What to work on -
Copy each line with the word "source" in it.

Data provided -

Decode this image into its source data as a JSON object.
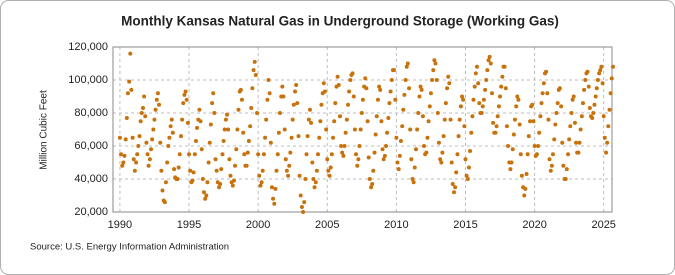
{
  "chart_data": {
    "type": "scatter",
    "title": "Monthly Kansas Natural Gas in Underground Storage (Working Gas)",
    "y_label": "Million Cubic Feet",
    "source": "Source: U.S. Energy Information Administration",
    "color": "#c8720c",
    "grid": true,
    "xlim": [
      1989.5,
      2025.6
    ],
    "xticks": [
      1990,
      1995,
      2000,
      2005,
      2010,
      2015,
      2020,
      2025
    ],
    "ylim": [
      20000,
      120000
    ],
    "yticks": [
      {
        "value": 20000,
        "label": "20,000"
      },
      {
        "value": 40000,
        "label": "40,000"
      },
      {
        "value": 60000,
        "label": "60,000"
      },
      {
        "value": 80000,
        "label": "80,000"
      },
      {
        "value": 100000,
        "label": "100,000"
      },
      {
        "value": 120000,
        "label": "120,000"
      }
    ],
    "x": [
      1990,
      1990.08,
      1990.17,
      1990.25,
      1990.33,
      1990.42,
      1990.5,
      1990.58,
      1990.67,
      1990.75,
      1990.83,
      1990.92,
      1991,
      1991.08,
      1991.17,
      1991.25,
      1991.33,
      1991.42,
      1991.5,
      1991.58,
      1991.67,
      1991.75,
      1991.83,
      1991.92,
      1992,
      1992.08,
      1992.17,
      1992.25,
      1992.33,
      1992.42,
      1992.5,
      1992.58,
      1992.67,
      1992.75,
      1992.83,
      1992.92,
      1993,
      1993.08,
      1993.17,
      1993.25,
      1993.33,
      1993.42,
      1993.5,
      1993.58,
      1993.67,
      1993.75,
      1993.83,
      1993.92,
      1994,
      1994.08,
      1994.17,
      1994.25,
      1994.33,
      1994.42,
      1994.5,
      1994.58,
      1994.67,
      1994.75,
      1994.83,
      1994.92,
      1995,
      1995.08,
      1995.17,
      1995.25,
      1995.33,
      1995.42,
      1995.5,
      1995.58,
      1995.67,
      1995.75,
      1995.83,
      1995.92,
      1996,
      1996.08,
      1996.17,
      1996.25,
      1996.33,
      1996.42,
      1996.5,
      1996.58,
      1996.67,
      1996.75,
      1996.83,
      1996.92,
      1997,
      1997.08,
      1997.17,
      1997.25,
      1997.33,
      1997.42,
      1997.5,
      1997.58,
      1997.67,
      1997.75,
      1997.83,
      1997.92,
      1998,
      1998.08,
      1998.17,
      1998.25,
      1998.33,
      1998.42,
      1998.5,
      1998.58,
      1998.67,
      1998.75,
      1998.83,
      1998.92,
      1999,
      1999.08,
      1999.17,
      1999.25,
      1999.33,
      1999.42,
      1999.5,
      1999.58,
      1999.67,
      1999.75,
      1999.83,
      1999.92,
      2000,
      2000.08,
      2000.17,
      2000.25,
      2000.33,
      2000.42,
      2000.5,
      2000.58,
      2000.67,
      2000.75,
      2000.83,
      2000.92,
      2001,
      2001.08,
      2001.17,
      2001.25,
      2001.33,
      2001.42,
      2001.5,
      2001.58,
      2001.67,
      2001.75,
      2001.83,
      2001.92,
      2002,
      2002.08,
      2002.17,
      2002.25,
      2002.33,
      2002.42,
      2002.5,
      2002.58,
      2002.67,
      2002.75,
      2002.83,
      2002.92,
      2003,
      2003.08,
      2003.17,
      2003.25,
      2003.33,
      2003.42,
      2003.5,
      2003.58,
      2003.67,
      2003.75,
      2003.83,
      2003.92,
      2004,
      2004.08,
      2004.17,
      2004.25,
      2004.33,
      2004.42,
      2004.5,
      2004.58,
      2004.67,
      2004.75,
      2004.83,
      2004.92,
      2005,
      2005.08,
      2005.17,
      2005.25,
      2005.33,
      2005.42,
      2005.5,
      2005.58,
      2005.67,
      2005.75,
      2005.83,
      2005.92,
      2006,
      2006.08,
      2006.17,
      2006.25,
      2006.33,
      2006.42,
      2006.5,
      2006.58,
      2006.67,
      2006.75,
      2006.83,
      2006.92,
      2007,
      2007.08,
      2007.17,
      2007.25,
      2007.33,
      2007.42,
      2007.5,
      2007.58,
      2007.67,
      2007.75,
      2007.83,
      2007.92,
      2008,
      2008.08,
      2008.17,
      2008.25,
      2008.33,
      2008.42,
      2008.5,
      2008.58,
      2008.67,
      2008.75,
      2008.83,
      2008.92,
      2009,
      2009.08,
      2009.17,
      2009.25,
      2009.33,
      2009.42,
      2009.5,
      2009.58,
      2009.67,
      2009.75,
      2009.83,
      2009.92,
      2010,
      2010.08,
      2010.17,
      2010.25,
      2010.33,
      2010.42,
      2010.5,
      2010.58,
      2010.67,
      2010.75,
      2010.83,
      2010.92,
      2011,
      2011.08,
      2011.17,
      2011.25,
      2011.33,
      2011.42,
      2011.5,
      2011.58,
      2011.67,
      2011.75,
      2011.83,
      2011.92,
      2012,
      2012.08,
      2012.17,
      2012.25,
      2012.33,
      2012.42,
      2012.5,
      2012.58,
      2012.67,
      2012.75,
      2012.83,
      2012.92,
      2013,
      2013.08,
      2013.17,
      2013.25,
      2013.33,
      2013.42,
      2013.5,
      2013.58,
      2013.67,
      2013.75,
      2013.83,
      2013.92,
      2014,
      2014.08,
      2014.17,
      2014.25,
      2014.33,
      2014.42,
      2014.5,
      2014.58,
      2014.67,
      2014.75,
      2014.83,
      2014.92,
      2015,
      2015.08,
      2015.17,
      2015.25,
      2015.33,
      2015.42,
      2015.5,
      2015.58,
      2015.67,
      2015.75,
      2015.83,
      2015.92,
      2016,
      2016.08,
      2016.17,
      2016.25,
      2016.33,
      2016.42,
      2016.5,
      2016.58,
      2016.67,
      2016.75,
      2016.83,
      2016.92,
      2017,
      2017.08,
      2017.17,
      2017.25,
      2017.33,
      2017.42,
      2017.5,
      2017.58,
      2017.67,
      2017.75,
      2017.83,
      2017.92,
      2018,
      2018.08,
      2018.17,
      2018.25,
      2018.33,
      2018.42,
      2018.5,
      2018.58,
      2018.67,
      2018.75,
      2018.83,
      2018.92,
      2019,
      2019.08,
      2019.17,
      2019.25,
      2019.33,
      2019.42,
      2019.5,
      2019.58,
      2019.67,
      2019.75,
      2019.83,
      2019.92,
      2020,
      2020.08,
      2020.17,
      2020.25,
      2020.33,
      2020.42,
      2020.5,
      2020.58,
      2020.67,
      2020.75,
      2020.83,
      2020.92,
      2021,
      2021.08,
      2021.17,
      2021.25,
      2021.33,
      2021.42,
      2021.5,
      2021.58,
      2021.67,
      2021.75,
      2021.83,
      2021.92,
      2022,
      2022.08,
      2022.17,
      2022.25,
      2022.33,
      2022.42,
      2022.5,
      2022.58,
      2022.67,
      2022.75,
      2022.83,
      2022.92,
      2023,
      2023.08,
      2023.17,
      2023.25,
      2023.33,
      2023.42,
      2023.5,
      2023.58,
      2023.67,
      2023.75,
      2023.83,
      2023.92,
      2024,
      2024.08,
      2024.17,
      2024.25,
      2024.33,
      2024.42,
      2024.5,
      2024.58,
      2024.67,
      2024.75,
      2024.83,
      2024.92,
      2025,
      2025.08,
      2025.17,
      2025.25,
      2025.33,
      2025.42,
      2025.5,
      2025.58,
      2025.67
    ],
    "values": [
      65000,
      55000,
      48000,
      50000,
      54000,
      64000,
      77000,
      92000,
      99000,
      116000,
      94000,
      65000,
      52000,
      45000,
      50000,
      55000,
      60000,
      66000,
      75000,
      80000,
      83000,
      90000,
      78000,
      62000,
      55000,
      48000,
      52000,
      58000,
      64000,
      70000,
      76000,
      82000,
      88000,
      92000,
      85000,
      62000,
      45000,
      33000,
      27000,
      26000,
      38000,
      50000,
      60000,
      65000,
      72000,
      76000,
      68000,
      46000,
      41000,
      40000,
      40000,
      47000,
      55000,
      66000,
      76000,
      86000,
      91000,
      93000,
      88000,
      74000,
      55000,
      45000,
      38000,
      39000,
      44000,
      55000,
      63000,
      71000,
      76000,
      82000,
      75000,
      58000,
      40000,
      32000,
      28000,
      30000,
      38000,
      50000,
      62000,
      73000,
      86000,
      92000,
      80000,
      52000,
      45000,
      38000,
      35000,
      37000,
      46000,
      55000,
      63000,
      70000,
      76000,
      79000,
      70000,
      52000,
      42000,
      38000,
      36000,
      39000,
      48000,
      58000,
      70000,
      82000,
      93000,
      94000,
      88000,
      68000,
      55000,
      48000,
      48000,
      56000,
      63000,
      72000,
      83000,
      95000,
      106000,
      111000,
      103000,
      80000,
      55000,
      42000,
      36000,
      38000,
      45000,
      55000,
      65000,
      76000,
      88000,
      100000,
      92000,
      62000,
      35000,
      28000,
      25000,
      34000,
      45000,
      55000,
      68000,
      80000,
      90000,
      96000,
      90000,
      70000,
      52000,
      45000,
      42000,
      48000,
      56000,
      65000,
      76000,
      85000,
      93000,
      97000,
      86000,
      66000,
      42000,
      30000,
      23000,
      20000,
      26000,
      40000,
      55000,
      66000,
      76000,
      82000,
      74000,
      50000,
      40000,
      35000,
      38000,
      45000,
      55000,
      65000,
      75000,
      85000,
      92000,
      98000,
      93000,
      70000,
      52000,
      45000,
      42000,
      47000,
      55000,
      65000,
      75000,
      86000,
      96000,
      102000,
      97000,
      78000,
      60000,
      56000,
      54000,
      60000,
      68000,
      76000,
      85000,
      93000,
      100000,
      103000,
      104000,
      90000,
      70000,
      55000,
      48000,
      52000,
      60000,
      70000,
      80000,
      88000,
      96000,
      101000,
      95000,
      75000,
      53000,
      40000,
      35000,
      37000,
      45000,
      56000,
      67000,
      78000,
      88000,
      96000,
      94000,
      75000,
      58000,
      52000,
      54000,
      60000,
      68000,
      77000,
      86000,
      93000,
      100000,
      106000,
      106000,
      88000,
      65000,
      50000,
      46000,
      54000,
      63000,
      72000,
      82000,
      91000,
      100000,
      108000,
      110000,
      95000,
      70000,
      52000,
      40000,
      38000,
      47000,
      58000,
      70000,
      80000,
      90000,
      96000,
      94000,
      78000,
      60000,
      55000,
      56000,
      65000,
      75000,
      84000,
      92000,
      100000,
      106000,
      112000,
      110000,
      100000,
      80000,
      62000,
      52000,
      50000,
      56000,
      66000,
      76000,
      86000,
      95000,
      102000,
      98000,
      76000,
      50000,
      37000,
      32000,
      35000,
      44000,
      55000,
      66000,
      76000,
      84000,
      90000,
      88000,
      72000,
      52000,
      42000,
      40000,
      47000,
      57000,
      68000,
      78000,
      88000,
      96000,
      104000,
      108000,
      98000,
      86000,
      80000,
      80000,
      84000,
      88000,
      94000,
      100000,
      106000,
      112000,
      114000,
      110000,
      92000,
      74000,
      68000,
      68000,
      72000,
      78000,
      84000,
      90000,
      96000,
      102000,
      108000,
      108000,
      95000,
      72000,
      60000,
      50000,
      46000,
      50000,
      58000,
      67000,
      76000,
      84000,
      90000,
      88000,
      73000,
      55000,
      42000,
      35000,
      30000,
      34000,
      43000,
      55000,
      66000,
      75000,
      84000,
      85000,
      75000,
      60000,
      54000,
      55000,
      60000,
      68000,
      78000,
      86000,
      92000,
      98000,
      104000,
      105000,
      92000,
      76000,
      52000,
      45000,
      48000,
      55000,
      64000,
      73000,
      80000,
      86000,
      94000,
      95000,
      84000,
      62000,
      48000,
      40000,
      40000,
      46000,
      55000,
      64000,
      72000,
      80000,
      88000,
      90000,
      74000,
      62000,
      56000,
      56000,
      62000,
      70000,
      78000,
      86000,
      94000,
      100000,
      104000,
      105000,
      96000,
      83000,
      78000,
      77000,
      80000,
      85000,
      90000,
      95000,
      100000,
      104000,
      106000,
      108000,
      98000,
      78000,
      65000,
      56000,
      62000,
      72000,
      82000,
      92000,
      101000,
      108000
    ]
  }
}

Solution for this exercise -
Decode this image into its source data as a JSON object.
    "source": "Source: U.S. Energy Information Administration",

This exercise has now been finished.